YOUR INSTRUCTIONS: Each line of the material below that holds the word "Admin" needs to be copied.

[start RECORD EXTRACTS]

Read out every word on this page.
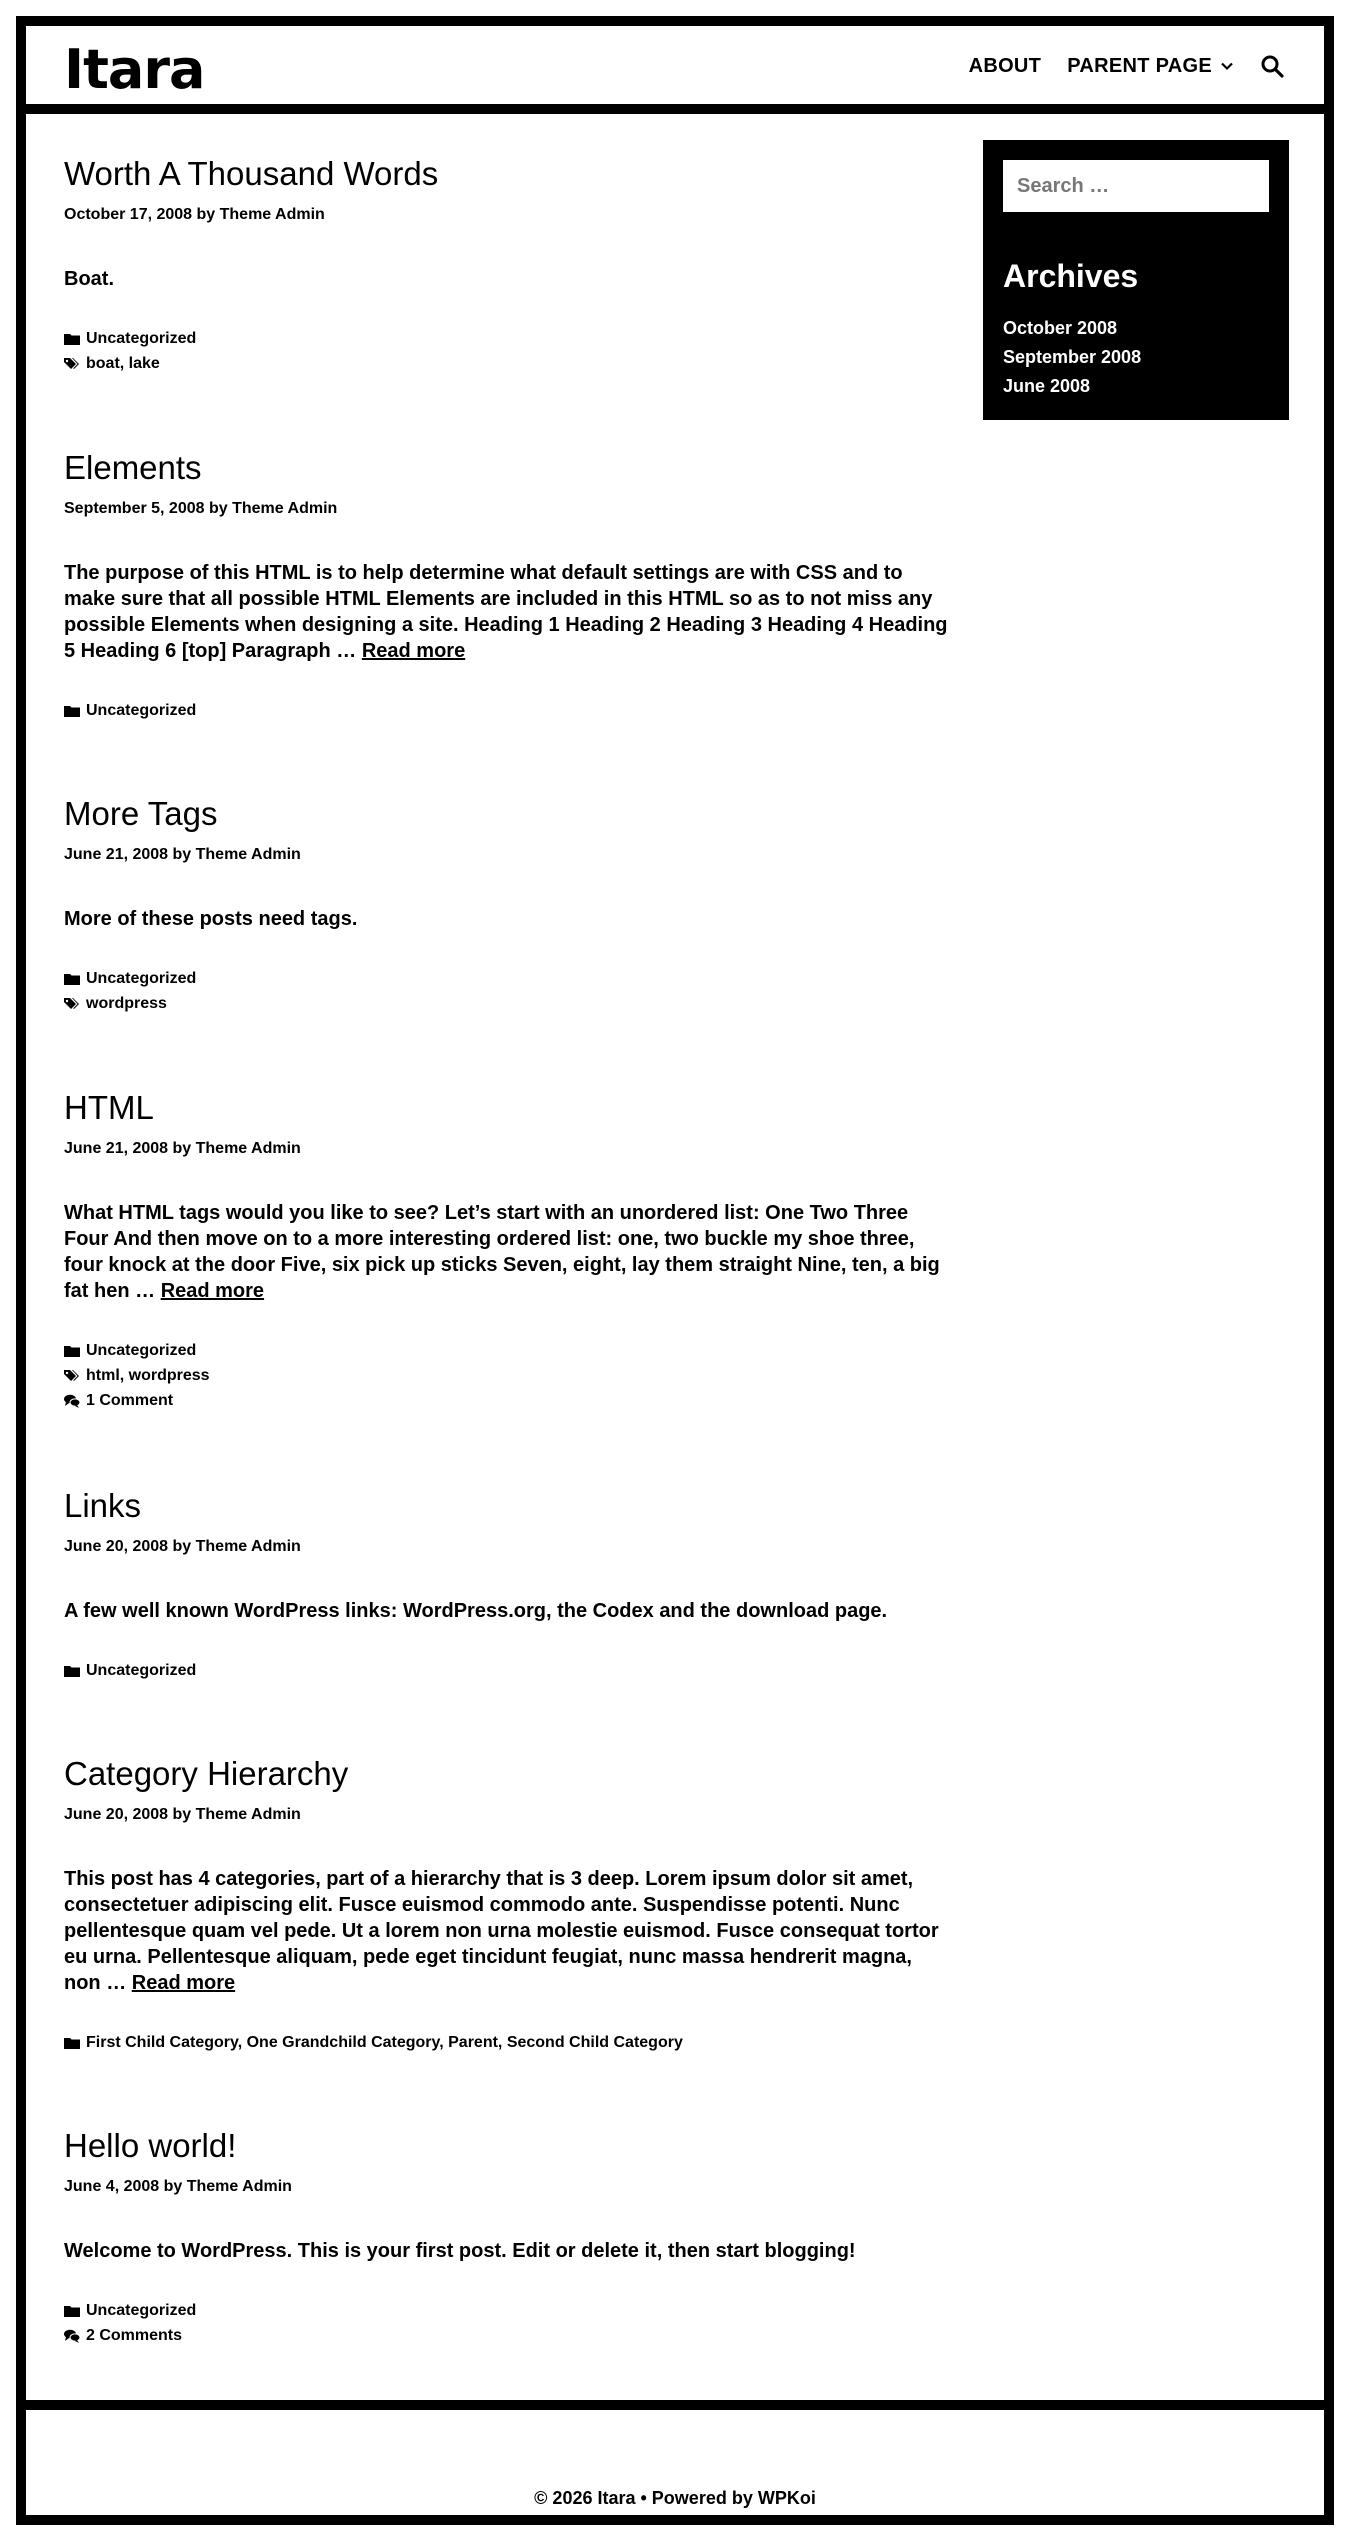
Itara	ABOUT PARENT PAGE
Worth A Thousand Words
October 17, 2008 by Theme Admin

Boat.

Uncategorized
boat, lake
Elements
September 5, 2008 by Theme Admin

The purpose of this HTML is to help determine what default settings are with CSS and to make sure that all possible HTML Elements are included in this HTML so as to not miss any possible Elements when designing a site. Heading 1 Heading 2 Heading 3 Heading 4 Heading 5 Heading 6 [top] Paragraph … Read more

Uncategorized
More Tags
June 21, 2008 by Theme Admin

More of these posts need tags.

Uncategorized
wordpress
HTML
June 21, 2008 by Theme Admin

What HTML tags would you like to see? Let’s start with an unordered list: One Two Three Four And then move on to a more interesting ordered list: one, two buckle my shoe three, four knock at the door Five, six pick up sticks Seven, eight, lay them straight Nine, ten, a big fat hen … Read more

Uncategorized
html, wordpress
1 Comment
Links
June 20, 2008 by Theme Admin

A few well known WordPress links: WordPress.org, the Codex and the download page.

Uncategorized
Category Hierarchy
June 20, 2008 by Theme Admin

This post has 4 categories, part of a hierarchy that is 3 deep. Lorem ipsum dolor sit amet, consectetuer adipiscing elit. Fusce euismod commodo ante. Suspendisse potenti. Nunc pellentesque quam vel pede. Ut a lorem non urna molestie euismod. Fusce consequat tortor eu urna. Pellentesque aliquam, pede eget tincidunt feugiat, nunc massa hendrerit magna, non … Read more

First Child Category, One Grandchild Category, Parent, Second Child Category
Hello world!
June 4, 2008 by Theme Admin

Welcome to WordPress. This is your first post. Edit or delete it, then start blogging!

Uncategorized
2 Comments
Search …
Archives
October 2008
September 2008
June 2008
© 2026 Itara • Powered by WPKoi
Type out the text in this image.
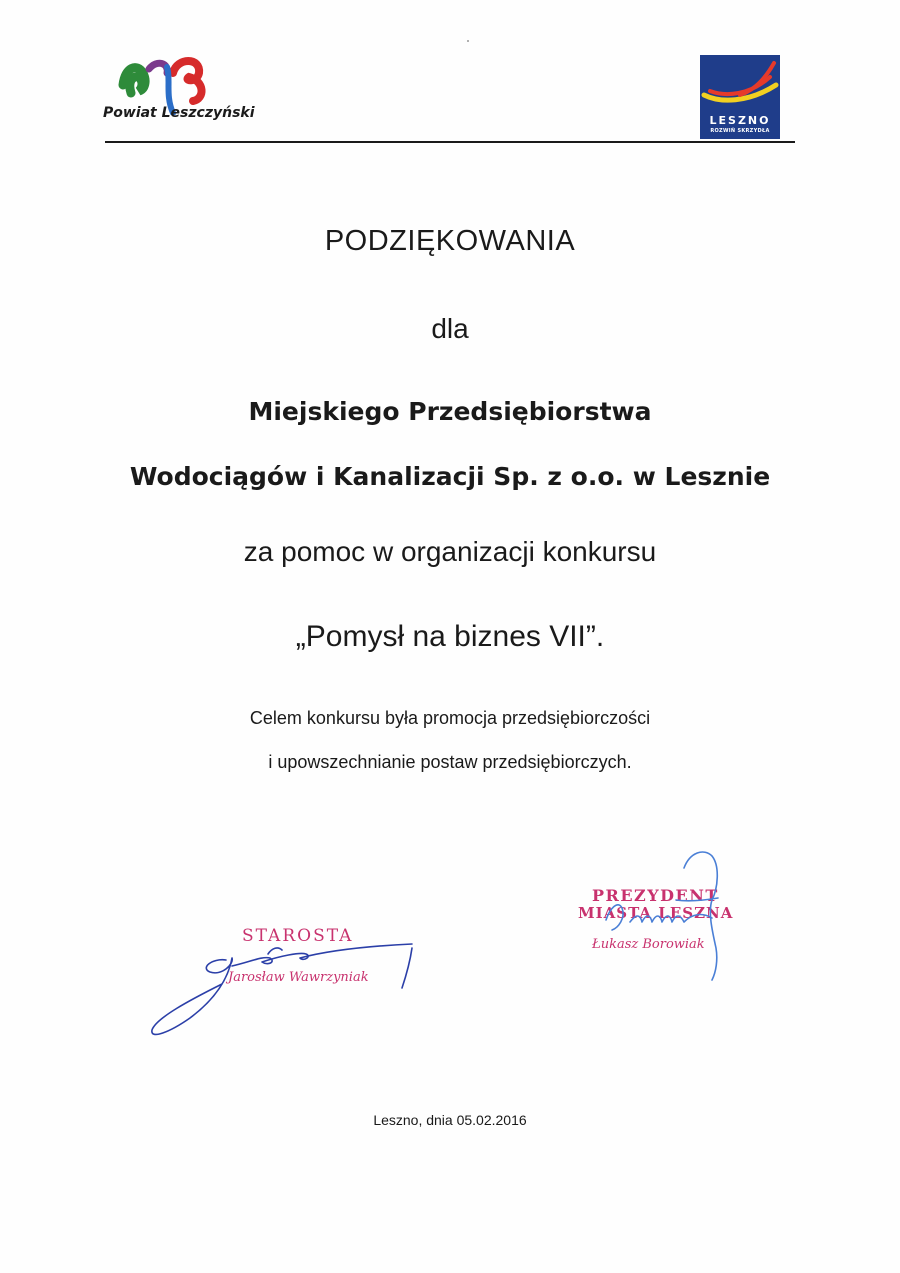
Powiat Leszczyński	LESZNO
ROZWIŃ SKRZYDŁA
PODZIĘKOWANIA
dla
Miejskiego Przedsiębiorstwa
Wodociągów i Kanalizacji Sp. z o.o. w Lesznie
za pomoc w organizacji konkursu
„Pomysł na biznes VII”.
Celem konkursu była promocja przedsiębiorczości
i upowszechnianie postaw przedsiębiorczych.
STAROSTA
Jarosław Wawrzyniak
PREZYDENT
MIASTA LESZNA
Łukasz Borowiak
Leszno, dnia 05.02.2016
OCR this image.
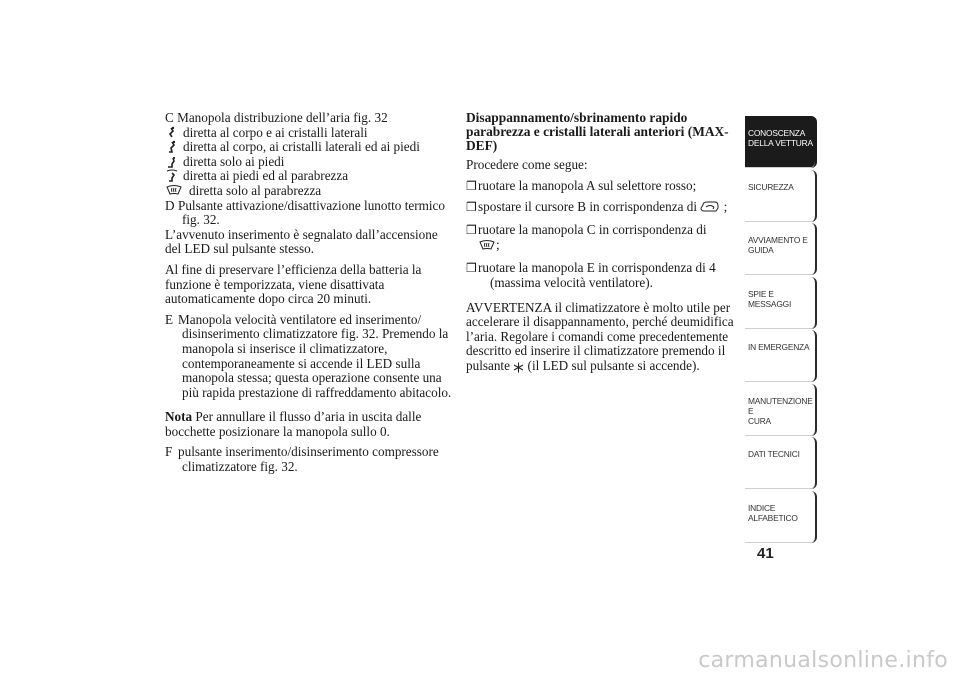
C Manopola distribuzione dell’aria fig. 32

diretta al corpo e ai cristalli laterali
diretta al corpo, ai cristalli laterali ed ai piedi
diretta solo ai piedi
diretta ai piedi ed al parabrezza
diretta solo al parabrezza

D Pulsante attivazione/disattivazione lunotto termico fig. 32.

L’avvenuto inserimento è segnalato dall’accensione del LED sul pulsante stesso.

Al fine di preservare l’efficienza della batteria la funzione è temporizzata, viene disattivata automaticamente dopo circa 20 minuti.

E Manopola velocità ventilatore ed inserimento/ disinserimento climatizzatore fig. 32. Premendo la manopola si inserisce il climatizzatore, contemporaneamente si accende il LED sulla manopola stessa; questa operazione consente una più rapida prestazione di raffreddamento abitacolo.

Nota Per annullare il flusso d’aria in uscita dalle bocchette posizionare la manopola sullo 0.

F pulsante inserimento/disinserimento compressore climatizzatore fig. 32.

Disappannamento/sbrinamento rapido parabrezza e cristalli laterali anteriori (MAX-DEF)

Procedere come segue:

❒ ruotare la manopola A sul selettore rosso;
❒ spostare il cursore B in corrispondenza di ;
❒ ruotare la manopola C in corrispondenza di
;
❒ ruotare la manopola E in corrispondenza di 4 (massima velocità ventilatore).

AVVERTENZA il climatizzatore è molto utile per accelerare il disappannamento, perché deumidifica l’aria. Regolare i comandi come precedentemente descritto ed inserire il climatizzatore premendo il pulsante (il LED sul pulsante si accende).

CONOSCENZA
DELLA VETTURA
SICUREZZA
AVVIAMENTO E
GUIDA
SPIE E MESSAGGI
IN EMERGENZA
MANUTENZIONE E
CURA
DATI TECNICI
INDICE
ALFABETICO
41
carmanualsonline.info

[end RECORD EXTRACTS]

OUTPUT OF THE TASK:
October 17, 2008 by Theme Admin
September 5, 2008 by Theme Admin
June 21, 2008 by Theme Admin
June 21, 2008 by Theme Admin
June 20, 2008 by Theme Admin
June 20, 2008 by Theme Admin
June 4, 2008 by Theme Admin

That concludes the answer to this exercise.